● Travail à effectuer
a: Dans l'article sur la baisse du chômage, reproduisez le passage qui s'ouvre sur les mots contenant "Pourquoi la baisse" et se clôt sur "relativiser. Voici pourquoi.", en substituant "personnes sans emploi" à "chômeurs".
b: D'après l'article sur la baisse du chômage, combien de demandeurs d'emploi de catégorie A la France compte-t-elle désormais ?

● Extrait retenu
++++++++
Pourquoi la baisse du chômage en août est à relativiser

Le nombre de demandeurs d'emploi a baissé de 0,3% au mois d'août en France métropolitaine, avec 11 100 chômeurs de moins qu'en juillet.

Dans une agence Pôle emploi, à Armentières (Nord), le 27 août 2014.
Dans une agence Pôle emploi, à Armentières (Nord), le 27 août 2014. (PHILIPPE HUGUEN / AFP)

Pour la première fois depuis octobre 2013, le chômage enregistre une baisse. Il a reculé de 0,3% en août, avec 11 100 chômeurs de moins qu'en juillet, selon les chiffres publiés, mercredi 24 septembre, par le ministère du Travail. Au total, la France compte désormais 3 413 300 demandeurs d'emploi de catégorie A (sans aucune activité).

Mais cette baisse surprise est à relativiser. Voici pourquoi.

Parce qu'il y a souvent une baisse en août

"Août est traditionnellement un mois où les demandeurs d'emploi peuvent 'oublier' d'actualiser leur situation", relève le Huffington Post. Si l'on se penche sur les chiffres, on constate effectivement une forte hausse des sorties pour cessation d'inscription et défaut d'actualisation (+14,4%), ainsi que des radiations administratives (+5,4%). "227 000 inscrits sont ainsi sortis des listes, soit 28 000 de plus qu'en juillet. On n'atteint pas le niveau record de 265 000 cessations constatées en août 2013, mois marqué par l'affaire du 'bug de SFR', mais c'est un niveau bien plus élevé qu'à l'habitude et même le second plus haut jamais constaté", écrit le quotidien économique Les Echos.
++++++++
(Données enregistrées)
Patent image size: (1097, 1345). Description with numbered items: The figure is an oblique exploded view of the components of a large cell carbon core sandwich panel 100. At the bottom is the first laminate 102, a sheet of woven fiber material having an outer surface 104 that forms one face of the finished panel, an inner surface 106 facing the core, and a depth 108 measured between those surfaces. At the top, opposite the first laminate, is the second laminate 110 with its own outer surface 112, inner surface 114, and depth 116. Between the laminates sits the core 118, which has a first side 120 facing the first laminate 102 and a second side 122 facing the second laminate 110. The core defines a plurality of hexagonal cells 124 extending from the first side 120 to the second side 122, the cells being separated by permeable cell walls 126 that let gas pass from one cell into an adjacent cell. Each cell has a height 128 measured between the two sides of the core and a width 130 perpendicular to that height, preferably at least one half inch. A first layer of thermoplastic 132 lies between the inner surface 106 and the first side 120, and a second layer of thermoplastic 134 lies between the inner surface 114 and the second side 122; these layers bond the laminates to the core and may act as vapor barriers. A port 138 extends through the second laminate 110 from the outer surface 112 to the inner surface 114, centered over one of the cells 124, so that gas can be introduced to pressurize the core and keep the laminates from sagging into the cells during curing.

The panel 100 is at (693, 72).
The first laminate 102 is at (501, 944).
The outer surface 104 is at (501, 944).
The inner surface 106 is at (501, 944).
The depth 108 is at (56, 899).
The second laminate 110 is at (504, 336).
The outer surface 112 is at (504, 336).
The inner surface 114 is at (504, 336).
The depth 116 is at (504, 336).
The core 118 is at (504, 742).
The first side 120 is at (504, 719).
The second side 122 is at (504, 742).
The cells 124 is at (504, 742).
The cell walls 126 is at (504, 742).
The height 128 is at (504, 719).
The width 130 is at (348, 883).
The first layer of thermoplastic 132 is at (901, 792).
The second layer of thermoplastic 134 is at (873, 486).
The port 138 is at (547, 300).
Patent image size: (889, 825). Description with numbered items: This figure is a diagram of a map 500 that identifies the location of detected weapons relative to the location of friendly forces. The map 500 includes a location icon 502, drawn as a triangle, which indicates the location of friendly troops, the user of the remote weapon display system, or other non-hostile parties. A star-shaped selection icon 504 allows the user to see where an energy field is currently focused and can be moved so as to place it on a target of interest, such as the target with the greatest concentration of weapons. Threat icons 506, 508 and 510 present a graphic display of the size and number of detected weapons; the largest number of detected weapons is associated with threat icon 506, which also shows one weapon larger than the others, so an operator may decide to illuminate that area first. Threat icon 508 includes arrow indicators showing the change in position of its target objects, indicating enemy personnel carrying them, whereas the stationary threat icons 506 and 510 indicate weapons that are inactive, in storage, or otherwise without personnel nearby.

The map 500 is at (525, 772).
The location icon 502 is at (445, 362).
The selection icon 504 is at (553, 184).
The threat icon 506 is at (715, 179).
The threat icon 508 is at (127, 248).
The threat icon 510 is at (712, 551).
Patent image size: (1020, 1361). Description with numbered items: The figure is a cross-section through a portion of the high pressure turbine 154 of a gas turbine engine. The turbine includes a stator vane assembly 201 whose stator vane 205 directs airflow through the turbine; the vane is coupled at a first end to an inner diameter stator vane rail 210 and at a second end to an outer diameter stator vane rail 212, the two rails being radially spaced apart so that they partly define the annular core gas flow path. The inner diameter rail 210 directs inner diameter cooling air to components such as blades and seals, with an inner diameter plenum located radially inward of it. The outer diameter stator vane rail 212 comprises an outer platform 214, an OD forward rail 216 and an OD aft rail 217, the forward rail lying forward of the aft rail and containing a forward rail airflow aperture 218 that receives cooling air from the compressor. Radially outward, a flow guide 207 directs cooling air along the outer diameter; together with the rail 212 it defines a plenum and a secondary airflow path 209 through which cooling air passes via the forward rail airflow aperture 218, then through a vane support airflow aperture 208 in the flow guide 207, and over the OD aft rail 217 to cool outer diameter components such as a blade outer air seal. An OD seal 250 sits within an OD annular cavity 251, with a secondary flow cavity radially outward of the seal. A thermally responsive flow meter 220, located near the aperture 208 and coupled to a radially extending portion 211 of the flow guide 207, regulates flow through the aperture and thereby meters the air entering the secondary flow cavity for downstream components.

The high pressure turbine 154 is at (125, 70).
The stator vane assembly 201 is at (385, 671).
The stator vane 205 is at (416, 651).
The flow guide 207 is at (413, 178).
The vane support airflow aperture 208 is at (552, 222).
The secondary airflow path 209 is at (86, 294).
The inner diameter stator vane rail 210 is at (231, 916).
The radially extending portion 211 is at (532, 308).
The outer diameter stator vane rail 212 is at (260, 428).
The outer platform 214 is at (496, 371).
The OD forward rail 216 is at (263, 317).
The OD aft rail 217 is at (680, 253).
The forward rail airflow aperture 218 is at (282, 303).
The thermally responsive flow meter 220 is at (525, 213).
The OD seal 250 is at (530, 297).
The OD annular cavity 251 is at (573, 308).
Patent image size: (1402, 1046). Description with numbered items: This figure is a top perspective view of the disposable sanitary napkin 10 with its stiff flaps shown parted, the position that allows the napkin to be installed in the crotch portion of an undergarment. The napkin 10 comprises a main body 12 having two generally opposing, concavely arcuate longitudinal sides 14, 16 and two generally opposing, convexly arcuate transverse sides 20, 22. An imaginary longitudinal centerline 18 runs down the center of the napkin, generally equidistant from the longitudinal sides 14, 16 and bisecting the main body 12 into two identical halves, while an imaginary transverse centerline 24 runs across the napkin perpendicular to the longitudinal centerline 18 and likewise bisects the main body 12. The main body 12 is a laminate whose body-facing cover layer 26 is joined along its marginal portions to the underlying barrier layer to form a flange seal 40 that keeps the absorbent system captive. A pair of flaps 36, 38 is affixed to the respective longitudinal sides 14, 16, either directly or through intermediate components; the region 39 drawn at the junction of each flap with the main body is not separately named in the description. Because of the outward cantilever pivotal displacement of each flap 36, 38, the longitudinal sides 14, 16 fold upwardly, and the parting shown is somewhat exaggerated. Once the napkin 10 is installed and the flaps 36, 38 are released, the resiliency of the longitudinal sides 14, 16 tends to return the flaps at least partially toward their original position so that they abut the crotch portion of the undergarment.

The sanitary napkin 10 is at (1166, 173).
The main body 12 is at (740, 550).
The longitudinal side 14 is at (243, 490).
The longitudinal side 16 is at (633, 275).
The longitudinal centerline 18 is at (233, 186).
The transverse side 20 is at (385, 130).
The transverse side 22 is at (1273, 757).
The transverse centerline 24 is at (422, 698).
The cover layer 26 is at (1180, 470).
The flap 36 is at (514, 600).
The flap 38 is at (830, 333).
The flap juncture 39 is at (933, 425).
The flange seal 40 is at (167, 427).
++++++++
● Réponses par consigne
a:
Pourquoi la baisse du chômage en août est à relativiser

Le nombre de demandeurs d'emploi a baissé de 0,3% au mois d'août en France métropolitaine, avec 11 100 personnes sans emploi de moins qu'en juillet.

Dans une agence Pôle emploi, à Armentières (Nord), le 27 août 2014.
Dans une agence Pôle emploi, à Armentières (Nord), le 27 août 2014. (PHILIPPE HUGUEN / AFP)

Pour la première fois depuis octobre 2013, le chômage enregistre une baisse. Il a reculé de 0,3% en août, avec 11 100 personnes sans emploi de moins qu'en juillet, selon les chiffres publiés, mercredi 24 septembre, par le ministère du Travail. Au total, la France compte désormais 3 413 300 demandeurs d'emploi de catégorie A (sans aucune activité).

Mais cette baisse surprise est à relativiser. Voici pourquoi.

b: 3 413 300